_Exercise requirements_
Search the entries below. Return every line that has "าจะเก" in it.

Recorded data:
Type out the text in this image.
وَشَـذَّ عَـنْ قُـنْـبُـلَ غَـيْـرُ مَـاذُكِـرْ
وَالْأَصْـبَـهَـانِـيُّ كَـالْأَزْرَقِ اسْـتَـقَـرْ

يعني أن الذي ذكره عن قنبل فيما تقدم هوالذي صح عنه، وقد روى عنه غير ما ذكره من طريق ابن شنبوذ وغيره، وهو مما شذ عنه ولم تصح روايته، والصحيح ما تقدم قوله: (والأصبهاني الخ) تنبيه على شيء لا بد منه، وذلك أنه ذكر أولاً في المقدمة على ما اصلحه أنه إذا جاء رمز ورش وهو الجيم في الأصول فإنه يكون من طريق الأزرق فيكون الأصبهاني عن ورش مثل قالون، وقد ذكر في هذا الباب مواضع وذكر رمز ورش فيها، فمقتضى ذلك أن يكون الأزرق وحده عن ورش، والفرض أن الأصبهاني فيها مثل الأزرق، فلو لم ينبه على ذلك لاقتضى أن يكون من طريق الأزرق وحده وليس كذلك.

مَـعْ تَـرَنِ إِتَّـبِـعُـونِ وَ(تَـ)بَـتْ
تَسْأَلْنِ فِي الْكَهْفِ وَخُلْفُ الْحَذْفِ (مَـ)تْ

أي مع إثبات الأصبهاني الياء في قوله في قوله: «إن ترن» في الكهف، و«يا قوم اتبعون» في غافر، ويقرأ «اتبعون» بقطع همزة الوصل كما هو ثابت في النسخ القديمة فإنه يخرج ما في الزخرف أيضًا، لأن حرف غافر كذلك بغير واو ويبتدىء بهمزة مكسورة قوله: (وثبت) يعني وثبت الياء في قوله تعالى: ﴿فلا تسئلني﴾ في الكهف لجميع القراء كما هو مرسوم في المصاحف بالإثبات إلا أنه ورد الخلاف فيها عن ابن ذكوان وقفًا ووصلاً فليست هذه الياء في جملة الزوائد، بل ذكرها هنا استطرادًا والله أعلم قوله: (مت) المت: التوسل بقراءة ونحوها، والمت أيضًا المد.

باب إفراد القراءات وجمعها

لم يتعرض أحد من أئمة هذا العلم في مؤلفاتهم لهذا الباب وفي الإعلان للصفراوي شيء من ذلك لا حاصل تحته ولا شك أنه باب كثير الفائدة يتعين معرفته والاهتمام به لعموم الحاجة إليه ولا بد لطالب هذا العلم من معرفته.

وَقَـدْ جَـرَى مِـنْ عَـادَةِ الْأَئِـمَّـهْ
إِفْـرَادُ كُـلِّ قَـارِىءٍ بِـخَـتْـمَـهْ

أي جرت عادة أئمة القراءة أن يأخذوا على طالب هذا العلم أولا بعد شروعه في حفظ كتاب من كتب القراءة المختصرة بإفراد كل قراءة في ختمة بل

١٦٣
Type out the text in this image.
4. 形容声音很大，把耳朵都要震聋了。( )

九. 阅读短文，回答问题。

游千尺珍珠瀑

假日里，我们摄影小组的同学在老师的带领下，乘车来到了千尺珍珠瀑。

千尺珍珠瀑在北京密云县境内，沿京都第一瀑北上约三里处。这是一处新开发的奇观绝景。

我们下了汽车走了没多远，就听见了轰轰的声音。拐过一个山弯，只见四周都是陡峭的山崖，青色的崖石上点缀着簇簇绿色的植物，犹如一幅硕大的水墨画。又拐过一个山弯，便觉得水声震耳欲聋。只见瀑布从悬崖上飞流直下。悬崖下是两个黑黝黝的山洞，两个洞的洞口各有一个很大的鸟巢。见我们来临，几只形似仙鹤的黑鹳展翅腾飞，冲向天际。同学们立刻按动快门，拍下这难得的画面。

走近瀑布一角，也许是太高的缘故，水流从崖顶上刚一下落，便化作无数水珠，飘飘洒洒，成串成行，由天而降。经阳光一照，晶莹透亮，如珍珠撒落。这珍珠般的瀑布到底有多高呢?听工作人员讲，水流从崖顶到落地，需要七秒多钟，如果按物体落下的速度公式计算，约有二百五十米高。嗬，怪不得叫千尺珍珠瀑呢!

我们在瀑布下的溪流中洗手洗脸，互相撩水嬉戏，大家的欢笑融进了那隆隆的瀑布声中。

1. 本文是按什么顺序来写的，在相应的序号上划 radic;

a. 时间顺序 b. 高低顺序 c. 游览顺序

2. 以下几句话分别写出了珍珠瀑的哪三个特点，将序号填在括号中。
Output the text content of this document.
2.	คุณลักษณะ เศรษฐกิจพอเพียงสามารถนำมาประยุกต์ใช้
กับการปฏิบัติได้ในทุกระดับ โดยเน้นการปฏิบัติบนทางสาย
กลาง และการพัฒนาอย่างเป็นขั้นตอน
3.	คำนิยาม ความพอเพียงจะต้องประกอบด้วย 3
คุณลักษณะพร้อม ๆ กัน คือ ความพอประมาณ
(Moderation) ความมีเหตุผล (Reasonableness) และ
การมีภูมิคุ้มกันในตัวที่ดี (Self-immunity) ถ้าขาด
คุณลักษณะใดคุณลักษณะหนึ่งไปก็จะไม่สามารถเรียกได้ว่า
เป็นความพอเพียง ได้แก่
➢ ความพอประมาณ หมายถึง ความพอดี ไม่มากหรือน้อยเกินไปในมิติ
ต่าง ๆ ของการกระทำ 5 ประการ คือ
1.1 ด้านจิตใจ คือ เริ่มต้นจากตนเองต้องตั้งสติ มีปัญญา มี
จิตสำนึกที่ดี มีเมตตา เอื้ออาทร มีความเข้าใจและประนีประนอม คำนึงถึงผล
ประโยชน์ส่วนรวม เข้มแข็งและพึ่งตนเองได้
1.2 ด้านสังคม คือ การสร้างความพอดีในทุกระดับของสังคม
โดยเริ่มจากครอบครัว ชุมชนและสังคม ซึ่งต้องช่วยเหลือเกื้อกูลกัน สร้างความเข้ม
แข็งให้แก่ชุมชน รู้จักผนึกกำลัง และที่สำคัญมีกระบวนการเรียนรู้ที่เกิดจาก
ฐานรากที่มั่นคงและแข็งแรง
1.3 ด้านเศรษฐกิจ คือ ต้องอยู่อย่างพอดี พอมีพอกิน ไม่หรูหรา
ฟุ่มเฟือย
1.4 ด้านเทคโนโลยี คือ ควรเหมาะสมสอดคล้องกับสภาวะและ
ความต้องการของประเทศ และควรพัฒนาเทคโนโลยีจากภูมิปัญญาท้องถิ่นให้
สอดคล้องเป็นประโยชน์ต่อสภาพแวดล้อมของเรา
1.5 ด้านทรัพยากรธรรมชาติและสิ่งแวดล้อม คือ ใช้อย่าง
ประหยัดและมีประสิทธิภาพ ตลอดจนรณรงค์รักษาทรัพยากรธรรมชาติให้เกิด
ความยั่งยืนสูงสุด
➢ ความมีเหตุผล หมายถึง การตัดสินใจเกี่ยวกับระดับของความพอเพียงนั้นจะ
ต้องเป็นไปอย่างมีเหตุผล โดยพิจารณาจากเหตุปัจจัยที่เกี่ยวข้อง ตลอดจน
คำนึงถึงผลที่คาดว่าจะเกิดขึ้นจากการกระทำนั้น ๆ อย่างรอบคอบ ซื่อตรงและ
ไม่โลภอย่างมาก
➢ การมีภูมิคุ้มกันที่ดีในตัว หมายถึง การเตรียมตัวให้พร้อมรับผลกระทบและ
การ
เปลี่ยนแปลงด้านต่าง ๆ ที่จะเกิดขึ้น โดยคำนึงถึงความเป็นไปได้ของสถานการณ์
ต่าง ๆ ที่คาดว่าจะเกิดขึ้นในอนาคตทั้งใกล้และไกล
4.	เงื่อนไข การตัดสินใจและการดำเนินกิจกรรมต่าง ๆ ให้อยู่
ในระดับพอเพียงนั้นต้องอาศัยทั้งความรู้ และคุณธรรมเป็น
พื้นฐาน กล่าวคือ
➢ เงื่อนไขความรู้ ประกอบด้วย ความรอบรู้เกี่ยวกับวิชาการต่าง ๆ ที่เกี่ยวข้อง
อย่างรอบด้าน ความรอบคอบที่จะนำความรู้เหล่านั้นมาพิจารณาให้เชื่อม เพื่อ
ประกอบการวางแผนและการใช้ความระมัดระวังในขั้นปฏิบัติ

_Answer to the exercise_
คำนึงถึงผลที่คาดว่าจะเกิดขึ้นจากการกระทำนั้น ๆ อย่างรอบคอบ ซื่อตรงและ
ต่าง ๆ ที่คาดว่าจะเกิดขึ้นในอนาคตทั้งใกล้และไกล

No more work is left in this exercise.